> Prompt
Repeat the entire listing exactly as written.

━━━━━ Supplied material ━━━━━

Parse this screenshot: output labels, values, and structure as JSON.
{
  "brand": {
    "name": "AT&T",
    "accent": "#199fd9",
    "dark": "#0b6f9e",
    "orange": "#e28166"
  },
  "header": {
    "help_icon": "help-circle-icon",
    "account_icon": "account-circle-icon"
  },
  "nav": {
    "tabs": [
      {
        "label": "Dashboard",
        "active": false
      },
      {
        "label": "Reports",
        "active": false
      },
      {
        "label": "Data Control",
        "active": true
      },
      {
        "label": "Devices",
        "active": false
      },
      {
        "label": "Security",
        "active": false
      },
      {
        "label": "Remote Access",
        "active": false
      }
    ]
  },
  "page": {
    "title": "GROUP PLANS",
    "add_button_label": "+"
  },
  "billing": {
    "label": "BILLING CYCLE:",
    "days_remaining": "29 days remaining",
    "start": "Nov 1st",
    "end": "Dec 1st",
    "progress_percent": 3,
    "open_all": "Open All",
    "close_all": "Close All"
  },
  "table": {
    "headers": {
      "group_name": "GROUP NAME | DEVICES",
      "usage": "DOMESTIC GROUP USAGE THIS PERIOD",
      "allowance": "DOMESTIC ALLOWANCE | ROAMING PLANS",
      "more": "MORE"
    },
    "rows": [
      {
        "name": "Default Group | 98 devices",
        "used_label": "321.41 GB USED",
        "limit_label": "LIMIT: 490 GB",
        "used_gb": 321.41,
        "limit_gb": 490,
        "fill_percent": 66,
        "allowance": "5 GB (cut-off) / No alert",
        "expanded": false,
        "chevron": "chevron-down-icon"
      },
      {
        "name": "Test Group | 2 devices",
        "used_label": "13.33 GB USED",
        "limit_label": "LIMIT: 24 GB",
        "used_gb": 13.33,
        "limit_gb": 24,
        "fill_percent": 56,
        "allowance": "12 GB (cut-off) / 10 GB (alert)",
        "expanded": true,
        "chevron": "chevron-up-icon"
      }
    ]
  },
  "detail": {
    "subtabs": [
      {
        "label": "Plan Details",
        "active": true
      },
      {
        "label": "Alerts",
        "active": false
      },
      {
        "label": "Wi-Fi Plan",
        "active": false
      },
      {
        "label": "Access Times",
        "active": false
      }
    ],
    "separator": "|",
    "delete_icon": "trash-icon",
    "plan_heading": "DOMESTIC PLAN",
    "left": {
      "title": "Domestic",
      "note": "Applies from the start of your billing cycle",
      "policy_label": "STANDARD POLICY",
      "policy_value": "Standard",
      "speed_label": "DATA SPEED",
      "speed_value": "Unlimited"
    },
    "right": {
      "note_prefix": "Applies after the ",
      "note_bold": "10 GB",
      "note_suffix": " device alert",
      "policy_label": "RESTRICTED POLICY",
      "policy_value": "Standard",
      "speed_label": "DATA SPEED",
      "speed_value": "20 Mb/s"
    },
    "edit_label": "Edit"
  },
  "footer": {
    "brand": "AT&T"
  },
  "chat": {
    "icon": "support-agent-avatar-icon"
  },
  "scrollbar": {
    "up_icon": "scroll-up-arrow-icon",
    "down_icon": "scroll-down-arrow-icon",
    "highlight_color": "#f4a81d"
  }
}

━━━━━

> Answer to the task
Parse this screenshot: output labels, values, and structure as JSON.
{
  "brand": {
    "name": "AT&T",
    "accent": "#199fd9",
    "dark": "#0b6f9e",
    "orange": "#e28166"
  },
  "header": {
    "help_icon": "help-circle-icon",
    "account_icon": "account-circle-icon"
  },
  "nav": {
    "tabs": [
      {
        "label": "Dashboard",
        "active": false
      },
      {
        "label": "Reports",
        "active": false
      },
      {
        "label": "Data Control",
        "active": true
      },
      {
        "label": "Devices",
        "active": false
      },
      {
        "label": "Security",
        "active": false
      },
      {
        "label": "Remote Access",
        "active": false
      }
    ]
  },
  "page": {
    "title": "GROUP PLANS",
    "add_button_label": "+"
  },
  "billing": {
    "label": "BILLING CYCLE:",
    "days_remaining": "29 days remaining",
    "start": "Nov 1st",
    "end": "Dec 1st",
    "progress_percent": 3,
    "open_all": "Open All",
    "close_all": "Close All"
  },
  "table": {
    "headers": {
      "group_name": "GROUP NAME | DEVICES",
      "usage": "DOMESTIC GROUP USAGE THIS PERIOD",
      "allowance": "DOMESTIC ALLOWANCE | ROAMING PLANS",
      "more": "MORE"
    },
    "rows": [
      {
        "name": "Default Group | 98 devices",
        "used_label": "321.41 GB USED",
        "limit_label": "LIMIT: 490 GB",
        "used_gb": 321.41,
        "limit_gb": 490,
        "fill_percent": 66,
        "allowance": "5 GB (cut-off) / No alert",
        "expanded": false,
        "chevron": "chevron-down-icon"
      },
      {
        "name": "Test Group | 2 devices",
        "used_label": "13.33 GB USED",
        "limit_label": "LIMIT: 24 GB",
        "used_gb": 13.33,
        "limit_gb": 24,
        "fill_percent": 56,
        "allowance": "12 GB (cut-off) / 10 GB (alert)",
        "expanded": true,
        "chevron": "chevron-up-icon"
      }
    ]
  },
  "detail": {
    "subtabs": [
      {
        "label": "Plan Details",
        "active": true
      },
      {
        "label": "Alerts",
        "active": false
      },
      {
        "label": "Wi-Fi Plan",
        "active": false
      },
      {
        "label": "Access Times",
        "active": false
      }
    ],
    "separator": "|",
    "delete_icon": "trash-icon",
    "plan_heading": "DOMESTIC PLAN",
    "left": {
      "title": "Domestic",
      "note": "Applies from the start of your billing cycle",
      "policy_label": "STANDARD POLICY",
      "policy_value": "Standard",
      "speed_label": "DATA SPEED",
      "speed_value": "Unlimited"
    },
    "right": {
      "note_prefix": "Applies after the ",
      "note_bold": "10 GB",
      "note_suffix": " device alert",
      "policy_label": "RESTRICTED POLICY",
      "policy_value": "Standard",
      "speed_label": "DATA SPEED",
      "speed_value": "20 Mb/s"
    },
    "edit_label": "Edit"
  },
  "footer": {
    "brand": "AT&T"
  },
  "chat": {
    "icon": "support-agent-avatar-icon"
  },
  "scrollbar": {
    "up_icon": "scroll-up-arrow-icon",
    "down_icon": "scroll-down-arrow-icon",
    "highlight_color": "#f4a81d"
  }
}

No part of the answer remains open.